**What the task asks:**
Note each line where "chevron" appears, and copy it.

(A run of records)
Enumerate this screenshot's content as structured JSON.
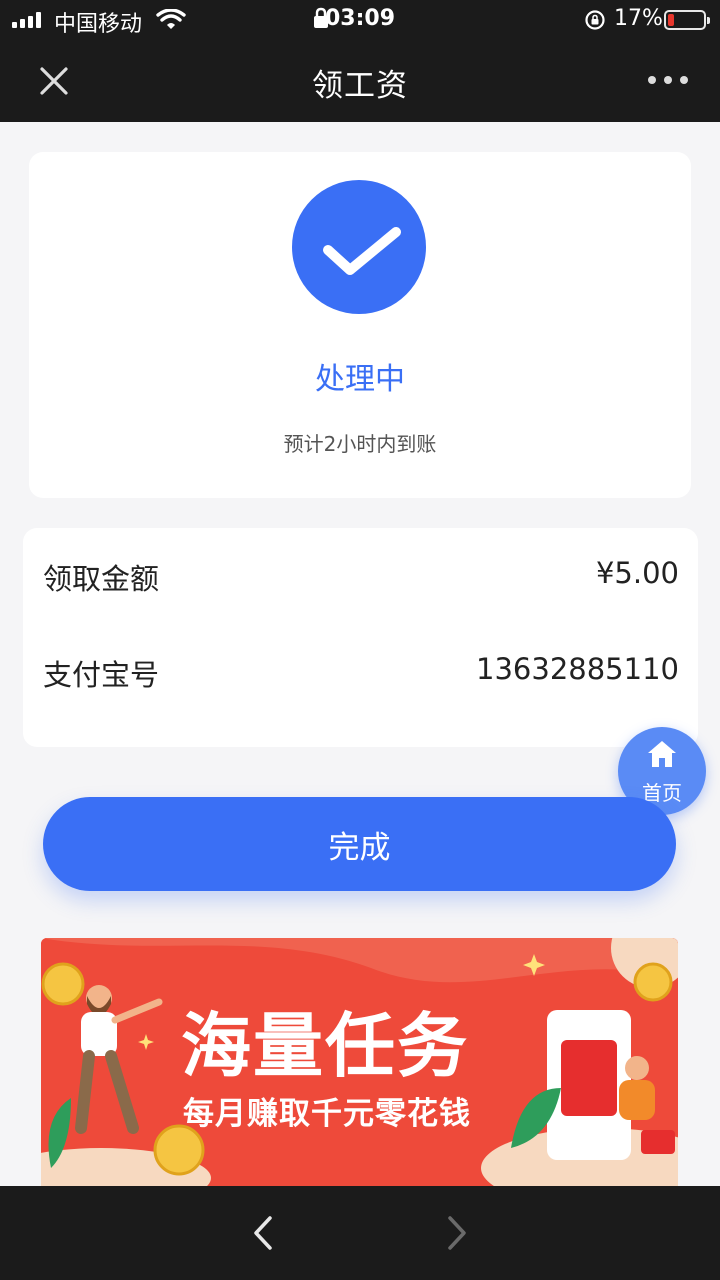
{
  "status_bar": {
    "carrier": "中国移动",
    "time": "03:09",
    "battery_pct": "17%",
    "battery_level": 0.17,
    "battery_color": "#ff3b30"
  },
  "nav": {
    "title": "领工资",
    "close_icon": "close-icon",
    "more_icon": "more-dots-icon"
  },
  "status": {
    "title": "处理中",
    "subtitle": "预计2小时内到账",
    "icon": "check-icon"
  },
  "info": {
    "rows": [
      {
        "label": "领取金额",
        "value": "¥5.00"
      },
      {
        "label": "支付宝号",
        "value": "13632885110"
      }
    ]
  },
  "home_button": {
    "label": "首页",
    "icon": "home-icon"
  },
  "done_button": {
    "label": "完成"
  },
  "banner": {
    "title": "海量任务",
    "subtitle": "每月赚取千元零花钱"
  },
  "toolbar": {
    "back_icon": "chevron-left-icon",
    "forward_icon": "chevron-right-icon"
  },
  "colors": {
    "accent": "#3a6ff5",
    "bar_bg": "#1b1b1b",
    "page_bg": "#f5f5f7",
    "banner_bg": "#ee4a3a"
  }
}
...
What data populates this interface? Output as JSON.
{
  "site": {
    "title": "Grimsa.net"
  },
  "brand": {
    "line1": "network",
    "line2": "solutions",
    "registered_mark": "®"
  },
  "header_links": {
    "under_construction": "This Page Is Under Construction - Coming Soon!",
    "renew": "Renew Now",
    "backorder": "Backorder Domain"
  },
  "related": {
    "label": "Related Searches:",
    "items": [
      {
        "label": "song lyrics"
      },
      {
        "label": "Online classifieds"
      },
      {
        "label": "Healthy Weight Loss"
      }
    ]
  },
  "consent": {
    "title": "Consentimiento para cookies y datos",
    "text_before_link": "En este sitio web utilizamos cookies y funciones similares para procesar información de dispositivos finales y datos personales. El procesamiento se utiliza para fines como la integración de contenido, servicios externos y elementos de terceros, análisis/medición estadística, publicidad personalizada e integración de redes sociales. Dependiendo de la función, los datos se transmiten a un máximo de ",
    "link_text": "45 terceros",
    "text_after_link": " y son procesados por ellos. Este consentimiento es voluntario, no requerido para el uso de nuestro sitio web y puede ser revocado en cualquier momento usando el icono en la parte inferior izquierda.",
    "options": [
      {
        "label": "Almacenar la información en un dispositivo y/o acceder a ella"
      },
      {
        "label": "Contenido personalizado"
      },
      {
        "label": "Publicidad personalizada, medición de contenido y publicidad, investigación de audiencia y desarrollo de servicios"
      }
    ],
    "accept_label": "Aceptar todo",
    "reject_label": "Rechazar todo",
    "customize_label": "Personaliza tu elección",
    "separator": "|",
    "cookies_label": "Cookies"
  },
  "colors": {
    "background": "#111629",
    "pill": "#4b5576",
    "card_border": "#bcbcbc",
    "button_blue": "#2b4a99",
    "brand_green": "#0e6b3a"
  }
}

**Result for this task:**
    "back_icon": "chevron-left-icon",
    "forward_icon": "chevron-right-icon"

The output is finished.